- **Collected data**
-----
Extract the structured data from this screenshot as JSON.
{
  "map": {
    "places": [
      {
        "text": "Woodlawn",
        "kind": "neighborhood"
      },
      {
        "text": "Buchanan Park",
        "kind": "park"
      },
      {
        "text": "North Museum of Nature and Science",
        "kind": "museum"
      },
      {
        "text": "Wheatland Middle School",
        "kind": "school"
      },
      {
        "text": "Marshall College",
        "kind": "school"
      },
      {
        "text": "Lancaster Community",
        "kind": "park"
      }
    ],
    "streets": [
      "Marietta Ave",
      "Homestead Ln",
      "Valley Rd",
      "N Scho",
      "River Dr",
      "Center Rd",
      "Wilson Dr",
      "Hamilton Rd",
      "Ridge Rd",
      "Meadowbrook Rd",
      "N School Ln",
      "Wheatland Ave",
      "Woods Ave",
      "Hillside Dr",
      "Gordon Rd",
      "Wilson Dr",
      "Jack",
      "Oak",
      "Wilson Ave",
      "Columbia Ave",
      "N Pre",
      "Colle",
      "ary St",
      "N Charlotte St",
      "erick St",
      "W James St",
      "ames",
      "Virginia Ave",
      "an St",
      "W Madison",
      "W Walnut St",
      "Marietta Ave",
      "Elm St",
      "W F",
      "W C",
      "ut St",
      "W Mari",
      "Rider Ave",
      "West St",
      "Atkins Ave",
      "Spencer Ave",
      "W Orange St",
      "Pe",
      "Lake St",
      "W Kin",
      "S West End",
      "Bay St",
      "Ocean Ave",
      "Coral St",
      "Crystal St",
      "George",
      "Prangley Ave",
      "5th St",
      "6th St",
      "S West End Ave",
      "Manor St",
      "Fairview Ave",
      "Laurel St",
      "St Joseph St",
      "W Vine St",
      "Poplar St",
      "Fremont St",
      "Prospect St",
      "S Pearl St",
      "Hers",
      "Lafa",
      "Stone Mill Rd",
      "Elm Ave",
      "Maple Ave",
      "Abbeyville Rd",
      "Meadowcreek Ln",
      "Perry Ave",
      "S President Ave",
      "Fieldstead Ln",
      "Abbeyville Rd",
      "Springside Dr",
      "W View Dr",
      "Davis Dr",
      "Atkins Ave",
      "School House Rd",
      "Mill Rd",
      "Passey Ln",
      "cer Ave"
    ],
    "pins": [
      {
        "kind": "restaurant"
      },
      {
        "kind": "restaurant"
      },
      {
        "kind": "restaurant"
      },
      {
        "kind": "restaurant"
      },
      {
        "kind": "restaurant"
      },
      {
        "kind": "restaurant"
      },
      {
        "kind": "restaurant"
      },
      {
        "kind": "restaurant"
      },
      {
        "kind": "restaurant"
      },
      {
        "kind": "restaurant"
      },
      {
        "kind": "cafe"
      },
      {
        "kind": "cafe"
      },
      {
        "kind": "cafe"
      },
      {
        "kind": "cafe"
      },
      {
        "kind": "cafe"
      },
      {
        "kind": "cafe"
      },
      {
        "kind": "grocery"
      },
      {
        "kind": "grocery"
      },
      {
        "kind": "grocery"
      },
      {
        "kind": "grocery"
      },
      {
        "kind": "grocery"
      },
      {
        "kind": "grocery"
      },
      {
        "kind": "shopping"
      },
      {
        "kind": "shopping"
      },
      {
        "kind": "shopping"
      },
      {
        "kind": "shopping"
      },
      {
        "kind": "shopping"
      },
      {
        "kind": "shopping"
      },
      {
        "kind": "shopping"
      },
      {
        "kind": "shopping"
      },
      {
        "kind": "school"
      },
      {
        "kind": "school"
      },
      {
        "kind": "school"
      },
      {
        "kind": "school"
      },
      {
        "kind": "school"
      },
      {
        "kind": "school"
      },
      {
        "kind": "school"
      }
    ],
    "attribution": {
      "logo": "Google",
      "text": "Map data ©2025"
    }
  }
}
-----
- **DIRECTION**
Print out every record again, exactly and in full.

- **ANSWER FOR THIS EXERCISE**
Extract the structured data from this screenshot as JSON.
{
  "map": {
    "places": [
      {
        "text": "Woodlawn",
        "kind": "neighborhood"
      },
      {
        "text": "Buchanan Park",
        "kind": "park"
      },
      {
        "text": "North Museum of Nature and Science",
        "kind": "museum"
      },
      {
        "text": "Wheatland Middle School",
        "kind": "school"
      },
      {
        "text": "Marshall College",
        "kind": "school"
      },
      {
        "text": "Lancaster Community",
        "kind": "park"
      }
    ],
    "streets": [
      "Marietta Ave",
      "Homestead Ln",
      "Valley Rd",
      "N Scho",
      "River Dr",
      "Center Rd",
      "Wilson Dr",
      "Hamilton Rd",
      "Ridge Rd",
      "Meadowbrook Rd",
      "N School Ln",
      "Wheatland Ave",
      "Woods Ave",
      "Hillside Dr",
      "Gordon Rd",
      "Wilson Dr",
      "Jack",
      "Oak",
      "Wilson Ave",
      "Columbia Ave",
      "N Pre",
      "Colle",
      "ary St",
      "N Charlotte St",
      "erick St",
      "W James St",
      "ames",
      "Virginia Ave",
      "an St",
      "W Madison",
      "W Walnut St",
      "Marietta Ave",
      "Elm St",
      "W F",
      "W C",
      "ut St",
      "W Mari",
      "Rider Ave",
      "West St",
      "Atkins Ave",
      "Spencer Ave",
      "W Orange St",
      "Pe",
      "Lake St",
      "W Kin",
      "S West End",
      "Bay St",
      "Ocean Ave",
      "Coral St",
      "Crystal St",
      "George",
      "Prangley Ave",
      "5th St",
      "6th St",
      "S West End Ave",
      "Manor St",
      "Fairview Ave",
      "Laurel St",
      "St Joseph St",
      "W Vine St",
      "Poplar St",
      "Fremont St",
      "Prospect St",
      "S Pearl St",
      "Hers",
      "Lafa",
      "Stone Mill Rd",
      "Elm Ave",
      "Maple Ave",
      "Abbeyville Rd",
      "Meadowcreek Ln",
      "Perry Ave",
      "S President Ave",
      "Fieldstead Ln",
      "Abbeyville Rd",
      "Springside Dr",
      "W View Dr",
      "Davis Dr",
      "Atkins Ave",
      "School House Rd",
      "Mill Rd",
      "Passey Ln",
      "cer Ave"
    ],
    "pins": [
      {
        "kind": "restaurant"
      },
      {
        "kind": "restaurant"
      },
      {
        "kind": "restaurant"
      },
      {
        "kind": "restaurant"
      },
      {
        "kind": "restaurant"
      },
      {
        "kind": "restaurant"
      },
      {
        "kind": "restaurant"
      },
      {
        "kind": "restaurant"
      },
      {
        "kind": "restaurant"
      },
      {
        "kind": "restaurant"
      },
      {
        "kind": "cafe"
      },
      {
        "kind": "cafe"
      },
      {
        "kind": "cafe"
      },
      {
        "kind": "cafe"
      },
      {
        "kind": "cafe"
      },
      {
        "kind": "cafe"
      },
      {
        "kind": "grocery"
      },
      {
        "kind": "grocery"
      },
      {
        "kind": "grocery"
      },
      {
        "kind": "grocery"
      },
      {
        "kind": "grocery"
      },
      {
        "kind": "grocery"
      },
      {
        "kind": "shopping"
      },
      {
        "kind": "shopping"
      },
      {
        "kind": "shopping"
      },
      {
        "kind": "shopping"
      },
      {
        "kind": "shopping"
      },
      {
        "kind": "shopping"
      },
      {
        "kind": "shopping"
      },
      {
        "kind": "shopping"
      },
      {
        "kind": "school"
      },
      {
        "kind": "school"
      },
      {
        "kind": "school"
      },
      {
        "kind": "school"
      },
      {
        "kind": "school"
      },
      {
        "kind": "school"
      },
      {
        "kind": "school"
      }
    ],
    "attribution": {
      "logo": "Google",
      "text": "Map data ©2025"
    }
  }
}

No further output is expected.